Dataset rows about figures:
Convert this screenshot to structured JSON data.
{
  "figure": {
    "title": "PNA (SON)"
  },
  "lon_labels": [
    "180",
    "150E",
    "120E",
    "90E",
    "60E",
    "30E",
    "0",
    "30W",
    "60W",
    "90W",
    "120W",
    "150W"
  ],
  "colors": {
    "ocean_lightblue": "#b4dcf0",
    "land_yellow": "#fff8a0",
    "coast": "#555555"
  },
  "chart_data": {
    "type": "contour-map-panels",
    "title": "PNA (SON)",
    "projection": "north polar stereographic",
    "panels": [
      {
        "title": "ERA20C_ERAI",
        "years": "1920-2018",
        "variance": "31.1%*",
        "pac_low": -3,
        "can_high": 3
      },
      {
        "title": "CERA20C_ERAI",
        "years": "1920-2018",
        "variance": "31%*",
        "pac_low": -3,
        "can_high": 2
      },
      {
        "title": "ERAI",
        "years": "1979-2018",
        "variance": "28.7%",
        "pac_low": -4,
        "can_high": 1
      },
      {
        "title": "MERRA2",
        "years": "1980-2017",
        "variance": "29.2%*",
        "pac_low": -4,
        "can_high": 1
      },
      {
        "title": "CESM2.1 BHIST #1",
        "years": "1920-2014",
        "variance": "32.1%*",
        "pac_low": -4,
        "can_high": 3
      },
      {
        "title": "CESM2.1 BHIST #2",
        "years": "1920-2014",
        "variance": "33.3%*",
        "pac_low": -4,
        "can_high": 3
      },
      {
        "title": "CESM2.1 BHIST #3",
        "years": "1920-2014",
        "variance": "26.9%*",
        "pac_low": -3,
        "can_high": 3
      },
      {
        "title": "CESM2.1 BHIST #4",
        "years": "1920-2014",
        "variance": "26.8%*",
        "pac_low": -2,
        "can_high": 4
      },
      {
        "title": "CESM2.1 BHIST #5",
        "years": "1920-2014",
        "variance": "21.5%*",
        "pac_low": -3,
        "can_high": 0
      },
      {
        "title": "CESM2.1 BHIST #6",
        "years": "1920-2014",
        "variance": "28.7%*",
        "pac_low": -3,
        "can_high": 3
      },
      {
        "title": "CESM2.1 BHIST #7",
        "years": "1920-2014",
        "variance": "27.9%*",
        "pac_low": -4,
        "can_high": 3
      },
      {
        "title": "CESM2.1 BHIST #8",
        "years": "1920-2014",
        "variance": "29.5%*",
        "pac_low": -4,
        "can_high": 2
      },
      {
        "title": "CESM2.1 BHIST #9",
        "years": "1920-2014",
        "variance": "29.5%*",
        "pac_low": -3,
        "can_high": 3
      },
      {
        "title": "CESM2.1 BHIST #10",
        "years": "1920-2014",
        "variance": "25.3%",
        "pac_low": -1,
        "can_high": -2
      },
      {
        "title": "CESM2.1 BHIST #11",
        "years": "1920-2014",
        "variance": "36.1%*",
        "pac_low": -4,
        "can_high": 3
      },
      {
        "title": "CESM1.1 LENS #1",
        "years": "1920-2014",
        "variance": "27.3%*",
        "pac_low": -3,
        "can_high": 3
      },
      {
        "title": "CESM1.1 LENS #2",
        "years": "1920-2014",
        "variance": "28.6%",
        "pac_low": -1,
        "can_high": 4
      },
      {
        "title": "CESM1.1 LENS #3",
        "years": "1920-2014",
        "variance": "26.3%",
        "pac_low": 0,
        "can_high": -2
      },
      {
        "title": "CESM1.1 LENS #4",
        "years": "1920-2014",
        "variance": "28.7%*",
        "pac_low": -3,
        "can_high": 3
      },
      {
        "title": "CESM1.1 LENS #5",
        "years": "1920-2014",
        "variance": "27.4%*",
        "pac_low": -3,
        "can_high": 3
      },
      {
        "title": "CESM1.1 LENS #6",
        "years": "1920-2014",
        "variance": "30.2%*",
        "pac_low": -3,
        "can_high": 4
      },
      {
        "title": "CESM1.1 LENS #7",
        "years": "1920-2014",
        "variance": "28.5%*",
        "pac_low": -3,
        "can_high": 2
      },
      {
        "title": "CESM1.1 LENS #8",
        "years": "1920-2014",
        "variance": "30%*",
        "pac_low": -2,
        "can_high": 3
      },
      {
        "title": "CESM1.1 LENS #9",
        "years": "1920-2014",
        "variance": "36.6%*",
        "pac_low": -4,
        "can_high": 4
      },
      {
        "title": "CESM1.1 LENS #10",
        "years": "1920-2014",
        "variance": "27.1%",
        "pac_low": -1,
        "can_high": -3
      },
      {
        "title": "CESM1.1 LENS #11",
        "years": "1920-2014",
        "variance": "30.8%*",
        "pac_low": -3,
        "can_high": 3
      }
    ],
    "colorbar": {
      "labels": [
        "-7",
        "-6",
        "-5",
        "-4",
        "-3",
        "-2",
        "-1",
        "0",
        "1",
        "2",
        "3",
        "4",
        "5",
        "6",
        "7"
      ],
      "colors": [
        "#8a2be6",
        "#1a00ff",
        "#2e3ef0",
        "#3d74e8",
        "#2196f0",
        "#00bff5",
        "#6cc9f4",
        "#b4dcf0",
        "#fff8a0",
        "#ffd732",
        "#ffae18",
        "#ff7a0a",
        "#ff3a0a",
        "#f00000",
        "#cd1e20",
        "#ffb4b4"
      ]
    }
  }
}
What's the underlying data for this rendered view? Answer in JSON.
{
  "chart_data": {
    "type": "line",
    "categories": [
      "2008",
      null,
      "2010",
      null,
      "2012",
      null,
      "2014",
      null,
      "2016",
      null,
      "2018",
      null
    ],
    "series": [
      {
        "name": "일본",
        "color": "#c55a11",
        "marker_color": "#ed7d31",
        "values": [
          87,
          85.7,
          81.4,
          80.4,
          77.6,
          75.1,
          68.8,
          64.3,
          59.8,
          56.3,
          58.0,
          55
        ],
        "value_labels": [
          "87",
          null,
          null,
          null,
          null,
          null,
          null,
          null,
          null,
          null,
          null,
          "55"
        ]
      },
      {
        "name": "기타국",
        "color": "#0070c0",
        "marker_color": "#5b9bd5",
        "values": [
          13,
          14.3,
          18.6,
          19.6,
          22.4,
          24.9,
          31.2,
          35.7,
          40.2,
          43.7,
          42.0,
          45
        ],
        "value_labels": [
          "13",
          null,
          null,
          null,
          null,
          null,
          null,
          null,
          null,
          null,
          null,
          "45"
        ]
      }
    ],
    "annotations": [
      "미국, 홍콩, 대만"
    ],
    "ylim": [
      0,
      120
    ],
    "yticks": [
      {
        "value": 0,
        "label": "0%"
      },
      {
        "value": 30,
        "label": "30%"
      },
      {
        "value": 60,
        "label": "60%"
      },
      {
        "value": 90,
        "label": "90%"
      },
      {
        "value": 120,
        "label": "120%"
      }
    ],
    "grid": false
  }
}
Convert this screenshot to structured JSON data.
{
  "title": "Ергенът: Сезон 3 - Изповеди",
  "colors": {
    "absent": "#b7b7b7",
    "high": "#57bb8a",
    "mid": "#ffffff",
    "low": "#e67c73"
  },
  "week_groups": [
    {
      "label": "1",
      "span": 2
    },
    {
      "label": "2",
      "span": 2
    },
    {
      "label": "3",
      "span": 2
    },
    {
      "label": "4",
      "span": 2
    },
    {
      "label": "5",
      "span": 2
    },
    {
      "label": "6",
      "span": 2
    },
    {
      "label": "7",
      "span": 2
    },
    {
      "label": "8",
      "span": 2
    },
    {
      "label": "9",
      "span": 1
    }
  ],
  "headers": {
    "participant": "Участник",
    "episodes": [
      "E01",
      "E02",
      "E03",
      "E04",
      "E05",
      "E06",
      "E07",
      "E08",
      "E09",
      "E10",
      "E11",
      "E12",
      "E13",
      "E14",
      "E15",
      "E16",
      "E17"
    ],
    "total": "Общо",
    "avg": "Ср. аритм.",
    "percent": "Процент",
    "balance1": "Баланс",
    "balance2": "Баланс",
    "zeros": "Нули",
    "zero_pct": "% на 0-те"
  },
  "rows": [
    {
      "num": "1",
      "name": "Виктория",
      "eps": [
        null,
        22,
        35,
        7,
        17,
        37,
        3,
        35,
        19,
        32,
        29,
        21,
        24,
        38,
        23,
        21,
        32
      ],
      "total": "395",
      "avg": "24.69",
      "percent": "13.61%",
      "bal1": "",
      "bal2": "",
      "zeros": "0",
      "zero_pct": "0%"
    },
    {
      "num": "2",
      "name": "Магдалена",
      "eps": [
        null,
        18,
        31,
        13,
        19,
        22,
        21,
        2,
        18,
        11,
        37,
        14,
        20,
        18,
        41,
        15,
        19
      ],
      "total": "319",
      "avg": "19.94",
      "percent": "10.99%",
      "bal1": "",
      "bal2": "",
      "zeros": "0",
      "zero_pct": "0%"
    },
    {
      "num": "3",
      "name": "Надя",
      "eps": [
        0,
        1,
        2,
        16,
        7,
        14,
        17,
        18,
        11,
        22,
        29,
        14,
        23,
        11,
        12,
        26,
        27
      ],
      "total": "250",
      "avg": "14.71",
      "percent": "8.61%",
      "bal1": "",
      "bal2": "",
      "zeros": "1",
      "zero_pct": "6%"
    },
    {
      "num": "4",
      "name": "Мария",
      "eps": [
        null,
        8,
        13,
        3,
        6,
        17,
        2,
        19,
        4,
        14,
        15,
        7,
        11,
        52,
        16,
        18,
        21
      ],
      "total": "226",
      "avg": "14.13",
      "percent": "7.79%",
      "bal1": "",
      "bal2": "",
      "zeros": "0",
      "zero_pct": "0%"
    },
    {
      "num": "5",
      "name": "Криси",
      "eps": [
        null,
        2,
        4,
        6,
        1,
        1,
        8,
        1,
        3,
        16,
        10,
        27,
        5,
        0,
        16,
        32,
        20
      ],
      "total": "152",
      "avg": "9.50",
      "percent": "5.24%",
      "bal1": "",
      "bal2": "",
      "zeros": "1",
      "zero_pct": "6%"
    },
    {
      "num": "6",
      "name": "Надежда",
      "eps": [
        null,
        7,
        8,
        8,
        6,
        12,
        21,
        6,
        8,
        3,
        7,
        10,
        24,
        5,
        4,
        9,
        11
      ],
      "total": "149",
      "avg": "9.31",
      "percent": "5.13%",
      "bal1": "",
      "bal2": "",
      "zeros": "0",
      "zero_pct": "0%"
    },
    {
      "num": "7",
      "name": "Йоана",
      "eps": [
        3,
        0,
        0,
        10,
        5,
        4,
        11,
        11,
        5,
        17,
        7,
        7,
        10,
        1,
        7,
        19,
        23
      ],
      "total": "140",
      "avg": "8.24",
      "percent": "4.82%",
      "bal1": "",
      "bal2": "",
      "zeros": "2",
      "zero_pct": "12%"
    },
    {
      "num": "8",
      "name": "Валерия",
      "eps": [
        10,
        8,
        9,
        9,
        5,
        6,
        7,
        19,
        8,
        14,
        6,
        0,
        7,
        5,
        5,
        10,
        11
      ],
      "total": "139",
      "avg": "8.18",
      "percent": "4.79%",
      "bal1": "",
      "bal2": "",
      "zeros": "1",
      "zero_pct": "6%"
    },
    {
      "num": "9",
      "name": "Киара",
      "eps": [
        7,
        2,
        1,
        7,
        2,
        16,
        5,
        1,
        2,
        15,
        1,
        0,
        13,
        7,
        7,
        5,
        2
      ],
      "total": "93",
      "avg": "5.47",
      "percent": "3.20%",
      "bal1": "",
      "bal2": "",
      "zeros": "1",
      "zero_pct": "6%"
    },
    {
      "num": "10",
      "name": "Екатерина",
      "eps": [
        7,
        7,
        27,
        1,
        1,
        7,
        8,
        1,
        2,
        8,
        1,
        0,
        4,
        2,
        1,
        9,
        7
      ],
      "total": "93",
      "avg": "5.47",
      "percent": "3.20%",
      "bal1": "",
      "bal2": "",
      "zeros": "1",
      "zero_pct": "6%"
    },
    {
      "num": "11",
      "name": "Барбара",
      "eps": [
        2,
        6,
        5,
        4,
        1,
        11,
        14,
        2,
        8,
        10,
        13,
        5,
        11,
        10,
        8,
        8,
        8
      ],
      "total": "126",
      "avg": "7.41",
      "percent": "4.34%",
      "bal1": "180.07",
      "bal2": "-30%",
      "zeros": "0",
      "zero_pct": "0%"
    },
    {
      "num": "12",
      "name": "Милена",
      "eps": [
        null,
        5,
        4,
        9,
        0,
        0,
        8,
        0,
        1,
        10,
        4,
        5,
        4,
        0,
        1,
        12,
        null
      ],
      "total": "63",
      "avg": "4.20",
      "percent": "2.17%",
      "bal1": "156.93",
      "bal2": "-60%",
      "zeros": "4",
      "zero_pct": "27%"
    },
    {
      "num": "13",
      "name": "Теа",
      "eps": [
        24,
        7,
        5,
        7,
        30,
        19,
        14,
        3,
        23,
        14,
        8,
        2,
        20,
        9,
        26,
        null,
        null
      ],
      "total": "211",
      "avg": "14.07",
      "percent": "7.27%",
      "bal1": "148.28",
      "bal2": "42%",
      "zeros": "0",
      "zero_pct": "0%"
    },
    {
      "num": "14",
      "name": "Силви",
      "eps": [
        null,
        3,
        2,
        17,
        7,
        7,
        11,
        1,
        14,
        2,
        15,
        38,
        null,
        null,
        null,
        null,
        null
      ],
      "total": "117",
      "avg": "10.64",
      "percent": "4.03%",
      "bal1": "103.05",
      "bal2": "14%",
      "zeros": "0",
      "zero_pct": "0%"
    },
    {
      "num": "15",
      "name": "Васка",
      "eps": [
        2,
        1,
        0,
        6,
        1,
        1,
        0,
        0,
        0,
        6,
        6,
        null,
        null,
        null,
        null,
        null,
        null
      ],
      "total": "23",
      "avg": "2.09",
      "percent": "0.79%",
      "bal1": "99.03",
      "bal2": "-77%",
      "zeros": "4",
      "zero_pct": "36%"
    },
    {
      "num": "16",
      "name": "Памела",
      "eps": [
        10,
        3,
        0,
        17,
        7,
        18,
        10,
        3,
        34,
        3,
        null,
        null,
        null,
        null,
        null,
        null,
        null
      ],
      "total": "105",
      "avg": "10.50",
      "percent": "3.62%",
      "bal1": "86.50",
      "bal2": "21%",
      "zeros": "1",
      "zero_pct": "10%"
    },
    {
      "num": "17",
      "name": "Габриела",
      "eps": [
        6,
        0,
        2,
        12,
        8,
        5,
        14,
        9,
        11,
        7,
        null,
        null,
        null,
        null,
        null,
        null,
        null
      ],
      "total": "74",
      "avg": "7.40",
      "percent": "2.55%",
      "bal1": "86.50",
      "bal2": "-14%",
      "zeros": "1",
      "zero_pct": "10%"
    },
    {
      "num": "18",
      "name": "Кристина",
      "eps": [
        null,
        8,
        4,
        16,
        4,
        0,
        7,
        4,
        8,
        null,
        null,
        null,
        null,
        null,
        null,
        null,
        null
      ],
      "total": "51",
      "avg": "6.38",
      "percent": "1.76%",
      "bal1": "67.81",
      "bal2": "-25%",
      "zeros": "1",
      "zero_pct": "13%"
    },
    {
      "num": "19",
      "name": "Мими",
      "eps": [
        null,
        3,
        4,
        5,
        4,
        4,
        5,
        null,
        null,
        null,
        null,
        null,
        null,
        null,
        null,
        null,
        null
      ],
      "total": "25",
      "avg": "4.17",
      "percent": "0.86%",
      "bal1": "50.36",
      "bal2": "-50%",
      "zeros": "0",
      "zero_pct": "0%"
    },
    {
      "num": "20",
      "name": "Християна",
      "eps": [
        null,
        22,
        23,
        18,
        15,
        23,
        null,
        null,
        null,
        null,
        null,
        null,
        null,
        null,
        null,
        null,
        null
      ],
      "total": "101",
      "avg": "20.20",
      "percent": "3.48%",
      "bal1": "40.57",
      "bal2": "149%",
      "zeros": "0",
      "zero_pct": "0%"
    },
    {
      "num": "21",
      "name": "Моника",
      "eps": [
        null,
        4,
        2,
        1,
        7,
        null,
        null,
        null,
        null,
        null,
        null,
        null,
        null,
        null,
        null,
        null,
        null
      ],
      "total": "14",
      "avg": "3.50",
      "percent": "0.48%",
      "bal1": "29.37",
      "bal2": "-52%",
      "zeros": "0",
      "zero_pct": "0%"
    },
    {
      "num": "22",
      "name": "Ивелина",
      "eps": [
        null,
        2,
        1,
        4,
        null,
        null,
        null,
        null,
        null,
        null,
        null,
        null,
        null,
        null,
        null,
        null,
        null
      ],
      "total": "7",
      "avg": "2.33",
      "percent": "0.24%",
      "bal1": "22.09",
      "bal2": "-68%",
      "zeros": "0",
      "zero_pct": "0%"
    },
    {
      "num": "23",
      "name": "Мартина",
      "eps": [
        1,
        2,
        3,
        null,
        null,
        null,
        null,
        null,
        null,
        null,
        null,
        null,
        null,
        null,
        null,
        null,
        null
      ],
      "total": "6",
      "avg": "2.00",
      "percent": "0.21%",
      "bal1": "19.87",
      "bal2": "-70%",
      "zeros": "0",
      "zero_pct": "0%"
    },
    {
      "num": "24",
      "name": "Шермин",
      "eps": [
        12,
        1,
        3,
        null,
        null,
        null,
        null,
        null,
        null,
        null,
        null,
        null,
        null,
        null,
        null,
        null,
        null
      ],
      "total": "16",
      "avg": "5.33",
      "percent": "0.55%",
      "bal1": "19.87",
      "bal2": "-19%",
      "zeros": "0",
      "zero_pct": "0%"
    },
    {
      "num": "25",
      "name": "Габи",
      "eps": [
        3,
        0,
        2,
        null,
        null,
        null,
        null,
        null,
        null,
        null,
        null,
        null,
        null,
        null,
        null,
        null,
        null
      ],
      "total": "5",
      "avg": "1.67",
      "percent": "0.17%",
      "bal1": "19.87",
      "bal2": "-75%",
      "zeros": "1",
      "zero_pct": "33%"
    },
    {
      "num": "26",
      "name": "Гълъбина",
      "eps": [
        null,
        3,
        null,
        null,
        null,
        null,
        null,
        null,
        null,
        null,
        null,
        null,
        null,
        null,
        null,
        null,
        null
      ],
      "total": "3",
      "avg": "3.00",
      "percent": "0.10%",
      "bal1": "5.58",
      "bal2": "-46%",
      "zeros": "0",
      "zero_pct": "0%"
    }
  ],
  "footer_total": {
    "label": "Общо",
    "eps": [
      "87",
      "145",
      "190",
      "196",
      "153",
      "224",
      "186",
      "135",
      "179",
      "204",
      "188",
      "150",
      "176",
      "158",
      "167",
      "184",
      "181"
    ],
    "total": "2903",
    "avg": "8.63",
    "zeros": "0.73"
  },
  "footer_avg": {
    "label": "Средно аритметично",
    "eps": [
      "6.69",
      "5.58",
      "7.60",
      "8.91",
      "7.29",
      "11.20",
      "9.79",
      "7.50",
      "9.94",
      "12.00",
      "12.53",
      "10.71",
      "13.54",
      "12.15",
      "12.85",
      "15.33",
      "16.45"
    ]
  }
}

**Set exercise:** Sift through the entries and copy every line with "BHIST".

**Solution:**
        "title": "CESM2.1 BHIST #1",
        "title": "CESM2.1 BHIST #2",
        "title": "CESM2.1 BHIST #3",
        "title": "CESM2.1 BHIST #4",
        "title": "CESM2.1 BHIST #5",
        "title": "CESM2.1 BHIST #6",
        "title": "CESM2.1 BHIST #7",
        "title": "CESM2.1 BHIST #8",
        "title": "CESM2.1 BHIST #9",
        "title": "CESM2.1 BHIST #10",
        "title": "CESM2.1 BHIST #11",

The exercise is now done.